## Direction
Set the listing down unchanged, minus every embedded image.

## Recorded data
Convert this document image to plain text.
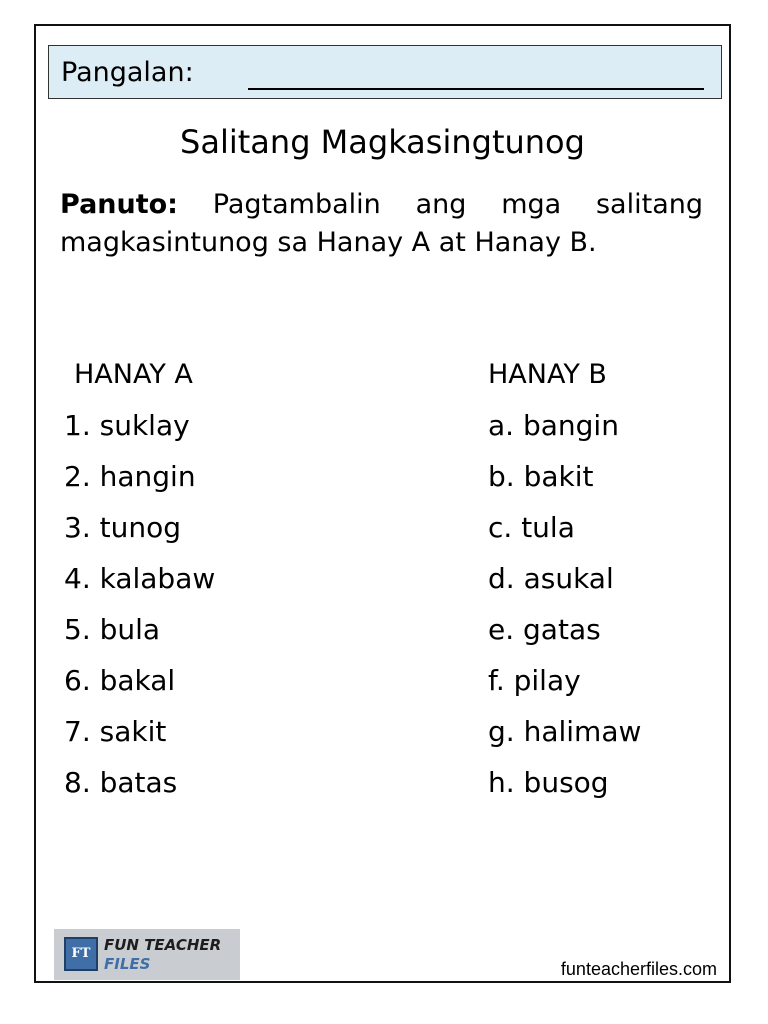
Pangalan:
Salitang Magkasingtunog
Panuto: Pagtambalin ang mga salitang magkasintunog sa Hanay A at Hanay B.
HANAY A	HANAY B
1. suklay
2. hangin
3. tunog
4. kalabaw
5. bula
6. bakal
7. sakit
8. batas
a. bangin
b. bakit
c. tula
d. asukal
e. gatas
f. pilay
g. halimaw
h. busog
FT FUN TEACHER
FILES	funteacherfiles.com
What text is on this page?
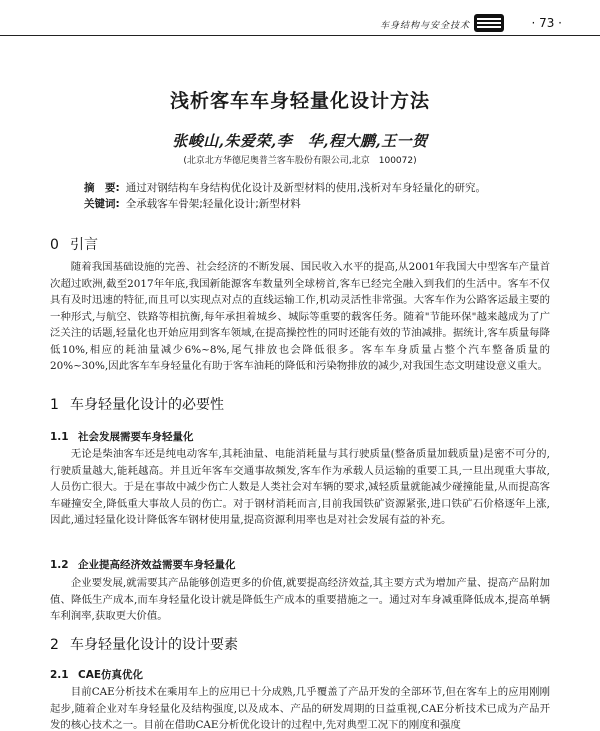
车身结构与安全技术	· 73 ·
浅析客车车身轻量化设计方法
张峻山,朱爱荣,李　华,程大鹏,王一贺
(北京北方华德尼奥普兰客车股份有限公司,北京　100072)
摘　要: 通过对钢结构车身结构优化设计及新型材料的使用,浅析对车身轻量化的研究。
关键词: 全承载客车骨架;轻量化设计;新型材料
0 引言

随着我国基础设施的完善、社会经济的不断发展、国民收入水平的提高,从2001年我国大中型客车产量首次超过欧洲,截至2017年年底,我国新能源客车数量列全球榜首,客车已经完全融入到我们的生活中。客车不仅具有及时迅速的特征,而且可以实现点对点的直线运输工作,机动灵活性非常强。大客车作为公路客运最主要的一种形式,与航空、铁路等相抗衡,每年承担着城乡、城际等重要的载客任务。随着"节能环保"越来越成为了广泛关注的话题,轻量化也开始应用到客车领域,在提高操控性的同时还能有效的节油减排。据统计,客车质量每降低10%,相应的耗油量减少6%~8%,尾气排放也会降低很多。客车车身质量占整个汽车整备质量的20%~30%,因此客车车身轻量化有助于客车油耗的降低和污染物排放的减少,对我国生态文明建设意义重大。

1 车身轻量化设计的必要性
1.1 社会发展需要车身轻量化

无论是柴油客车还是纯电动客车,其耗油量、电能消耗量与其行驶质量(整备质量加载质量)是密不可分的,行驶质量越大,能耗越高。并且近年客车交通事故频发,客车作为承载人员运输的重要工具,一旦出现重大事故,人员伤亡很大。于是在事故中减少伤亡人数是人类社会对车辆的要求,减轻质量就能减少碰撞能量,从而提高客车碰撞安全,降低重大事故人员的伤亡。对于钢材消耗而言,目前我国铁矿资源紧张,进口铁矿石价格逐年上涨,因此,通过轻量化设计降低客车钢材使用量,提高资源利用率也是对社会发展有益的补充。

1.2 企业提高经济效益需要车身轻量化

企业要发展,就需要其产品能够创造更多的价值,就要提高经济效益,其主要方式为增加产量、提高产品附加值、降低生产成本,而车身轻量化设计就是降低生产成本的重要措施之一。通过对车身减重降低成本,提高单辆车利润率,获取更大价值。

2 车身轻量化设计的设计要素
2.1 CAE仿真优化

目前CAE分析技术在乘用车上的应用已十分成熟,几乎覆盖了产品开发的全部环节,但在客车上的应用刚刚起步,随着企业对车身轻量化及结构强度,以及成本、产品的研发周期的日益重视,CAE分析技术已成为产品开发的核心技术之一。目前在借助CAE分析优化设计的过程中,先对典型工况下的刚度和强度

## Written response
Convert this document image to plain text.
Pangalan:
Salitang Magkasingtunog
Panuto: Pagtambalin ang mga salitang magkasintunog sa Hanay A at Hanay B.
HANAY A	HANAY B
1. suklay
2. hangin
3. tunog
4. kalabaw
5. bula
6. bakal
7. sakit
8. batas
a. bangin
b. bakit
c. tula
d. asukal
e. gatas
f. pilay
g. halimaw
h. busog
FT FUN TEACHER
FILES	funteacherfiles.com
What text is on this page?
车身结构与安全技术	· 73 ·
浅析客车车身轻量化设计方法
张峻山,朱爱荣,李　华,程大鹏,王一贺
(北京北方华德尼奥普兰客车股份有限公司,北京　100072)
摘　要: 通过对钢结构车身结构优化设计及新型材料的使用,浅析对车身轻量化的研究。
关键词: 全承载客车骨架;轻量化设计;新型材料
0 引言

随着我国基础设施的完善、社会经济的不断发展、国民收入水平的提高,从2001年我国大中型客车产量首次超过欧洲,截至2017年年底,我国新能源客车数量列全球榜首,客车已经完全融入到我们的生活中。客车不仅具有及时迅速的特征,而且可以实现点对点的直线运输工作,机动灵活性非常强。大客车作为公路客运最主要的一种形式,与航空、铁路等相抗衡,每年承担着城乡、城际等重要的载客任务。随着"节能环保"越来越成为了广泛关注的话题,轻量化也开始应用到客车领域,在提高操控性的同时还能有效的节油减排。据统计,客车质量每降低10%,相应的耗油量减少6%~8%,尾气排放也会降低很多。客车车身质量占整个汽车整备质量的20%~30%,因此客车车身轻量化有助于客车油耗的降低和污染物排放的减少,对我国生态文明建设意义重大。

1 车身轻量化设计的必要性
1.1 社会发展需要车身轻量化

无论是柴油客车还是纯电动客车,其耗油量、电能消耗量与其行驶质量(整备质量加载质量)是密不可分的,行驶质量越大,能耗越高。并且近年客车交通事故频发,客车作为承载人员运输的重要工具,一旦出现重大事故,人员伤亡很大。于是在事故中减少伤亡人数是人类社会对车辆的要求,减轻质量就能减少碰撞能量,从而提高客车碰撞安全,降低重大事故人员的伤亡。对于钢材消耗而言,目前我国铁矿资源紧张,进口铁矿石价格逐年上涨,因此,通过轻量化设计降低客车钢材使用量,提高资源利用率也是对社会发展有益的补充。

1.2 企业提高经济效益需要车身轻量化

企业要发展,就需要其产品能够创造更多的价值,就要提高经济效益,其主要方式为增加产量、提高产品附加值、降低生产成本,而车身轻量化设计就是降低生产成本的重要措施之一。通过对车身减重降低成本,提高单辆车利润率,获取更大价值。

2 车身轻量化设计的设计要素
2.1 CAE仿真优化

目前CAE分析技术在乘用车上的应用已十分成熟,几乎覆盖了产品开发的全部环节,但在客车上的应用刚刚起步,随着企业对车身轻量化及结构强度,以及成本、产品的研发周期的日益重视,CAE分析技术已成为产品开发的核心技术之一。目前在借助CAE分析优化设计的过程中,先对典型工况下的刚度和强度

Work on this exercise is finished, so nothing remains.